[Chart and figure data]
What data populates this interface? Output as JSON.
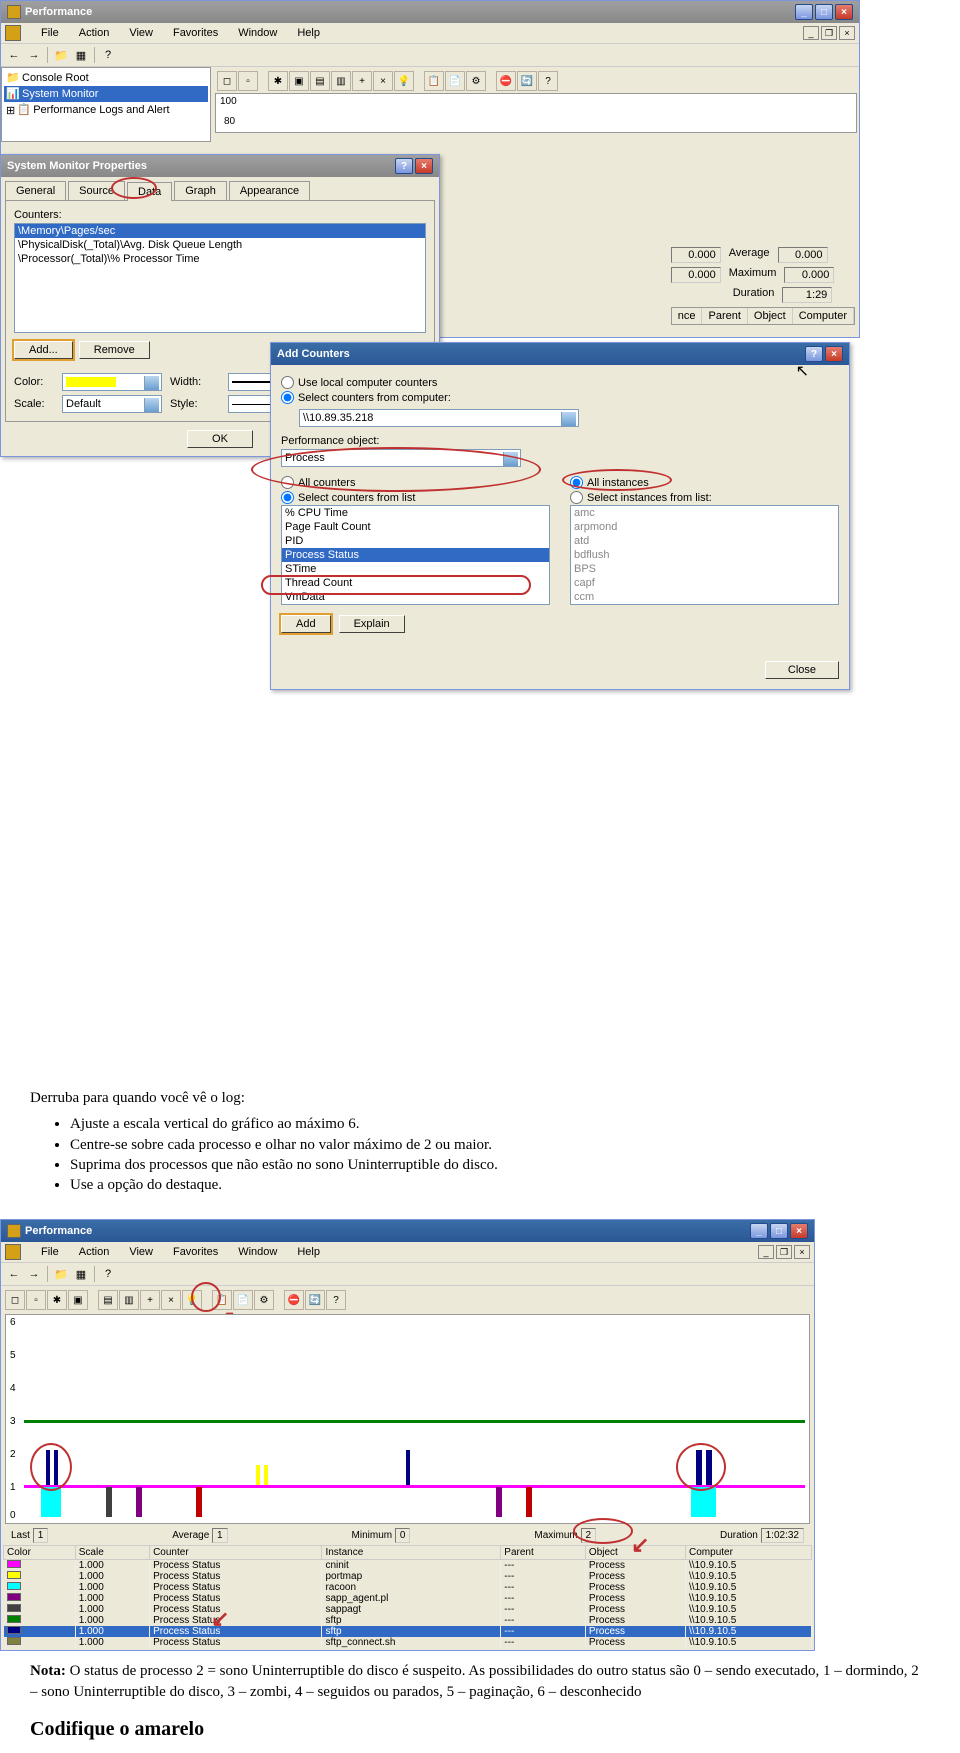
{
  "main_window": {
    "title": "Performance",
    "menus": [
      "File",
      "Action",
      "View",
      "Favorites",
      "Window",
      "Help"
    ],
    "tree": [
      {
        "label": "Console Root",
        "icon": "folder"
      },
      {
        "label": "System Monitor",
        "icon": "monitor",
        "selected": true
      },
      {
        "label": "Performance Logs and Alert",
        "icon": "log"
      }
    ],
    "y_ticks": [
      "100",
      "80"
    ],
    "stats": {
      "row1": {
        "val1": "0.000",
        "label1": "Average",
        "val2": "0.000"
      },
      "row2": {
        "val1": "0.000",
        "label1": "Maximum",
        "val2": "0.000"
      },
      "row3": {
        "label1": "Duration",
        "val2": "1:29"
      }
    },
    "columns": [
      "nce",
      "Parent",
      "Object",
      "Computer"
    ]
  },
  "props_dialog": {
    "title": "System Monitor Properties",
    "tabs": [
      "General",
      "Source",
      "Data",
      "Graph",
      "Appearance"
    ],
    "active_tab": "Data",
    "counters_label": "Counters:",
    "counters": [
      {
        "text": "\\Memory\\Pages/sec",
        "selected": true
      },
      {
        "text": "\\PhysicalDisk(_Total)\\Avg. Disk Queue Length"
      },
      {
        "text": "\\Processor(_Total)\\% Processor Time"
      }
    ],
    "add_btn": "Add...",
    "remove_btn": "Remove",
    "color_label": "Color:",
    "width_label": "Width:",
    "scale_label": "Scale:",
    "scale_value": "Default",
    "style_label": "Style:",
    "ok_btn": "OK"
  },
  "add_counters": {
    "title": "Add Counters",
    "opt_local": "Use local computer counters",
    "opt_remote": "Select counters from computer:",
    "computer": "\\\\10.89.35.218",
    "perf_obj_label": "Performance object:",
    "perf_obj": "Process",
    "opt_all_counters": "All counters",
    "opt_sel_counters": "Select counters from list",
    "opt_all_inst": "All instances",
    "opt_sel_inst": "Select instances from list:",
    "counter_list": [
      "% CPU Time",
      "Page Fault Count",
      "PID",
      "Process Status",
      "STime",
      "Thread Count",
      "VmData"
    ],
    "counter_selected": "Process Status",
    "instance_list": [
      "amc",
      "arpmond",
      "atd",
      "bdflush",
      "BPS",
      "capf",
      "ccm"
    ],
    "add_btn": "Add",
    "explain_btn": "Explain",
    "close_btn": "Close"
  },
  "doc": {
    "intro": "Derruba para quando você vê o log:",
    "bullets": [
      "Ajuste a escala vertical do gráfico ao máximo 6.",
      "Centre-se sobre cada processo e olhar no valor máximo de 2 ou maior.",
      "Suprima dos processos que não estão no sono Uninterruptible do disco.",
      "Use a opção do destaque."
    ],
    "note_label": "Nota:",
    "note_text": " O status de processo 2 = sono Uninterruptible do disco é suspeito. As possibilidades do outro status são 0 – sendo executado, 1 – dormindo, 2 – sono Uninterruptible do disco, 3 – zombi, 4 – seguidos ou parados, 5 – paginação, 6 – desconhecido",
    "heading": "Codifique o amarelo"
  },
  "screenshot2": {
    "title": "Performance",
    "menus": [
      "File",
      "Action",
      "View",
      "Favorites",
      "Window",
      "Help"
    ],
    "y_axis": [
      6,
      5,
      4,
      3,
      2,
      1,
      0
    ],
    "stats_labels": {
      "last": "Last",
      "avg": "Average",
      "min": "Minimum",
      "max": "Maximum",
      "dur": "Duration"
    },
    "stats_vals": {
      "last": "1",
      "avg": "1",
      "min": "0",
      "max": "2",
      "dur": "1:02:32"
    },
    "table_cols": [
      "Color",
      "Scale",
      "Counter",
      "Instance",
      "Parent",
      "Object",
      "Computer"
    ],
    "rows": [
      {
        "color": "#ff00ff",
        "scale": "1.000",
        "counter": "Process Status",
        "instance": "cninit",
        "parent": "---",
        "object": "Process",
        "computer": "\\\\10.9.10.5"
      },
      {
        "color": "#ffff00",
        "scale": "1.000",
        "counter": "Process Status",
        "instance": "portmap",
        "parent": "---",
        "object": "Process",
        "computer": "\\\\10.9.10.5"
      },
      {
        "color": "#00ffff",
        "scale": "1.000",
        "counter": "Process Status",
        "instance": "racoon",
        "parent": "---",
        "object": "Process",
        "computer": "\\\\10.9.10.5"
      },
      {
        "color": "#800080",
        "scale": "1.000",
        "counter": "Process Status",
        "instance": "sapp_agent.pl",
        "parent": "---",
        "object": "Process",
        "computer": "\\\\10.9.10.5"
      },
      {
        "color": "#404040",
        "scale": "1.000",
        "counter": "Process Status",
        "instance": "sappagt",
        "parent": "---",
        "object": "Process",
        "computer": "\\\\10.9.10.5"
      },
      {
        "color": "#008000",
        "scale": "1.000",
        "counter": "Process Status",
        "instance": "sftp",
        "parent": "---",
        "object": "Process",
        "computer": "\\\\10.9.10.5"
      },
      {
        "color": "#000080",
        "scale": "1.000",
        "counter": "Process Status",
        "instance": "sftp",
        "parent": "---",
        "object": "Process",
        "computer": "\\\\10.9.10.5",
        "sel": true
      },
      {
        "color": "#808040",
        "scale": "1.000",
        "counter": "Process Status",
        "instance": "sftp_connect.sh",
        "parent": "---",
        "object": "Process",
        "computer": "\\\\10.9.10.5"
      }
    ]
  }
}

- [WHAT IS NEEDED] Of all the lines in the listing above, how many contain the word "disco"? Answer with the number alone.

- [FINISHED TASK] 2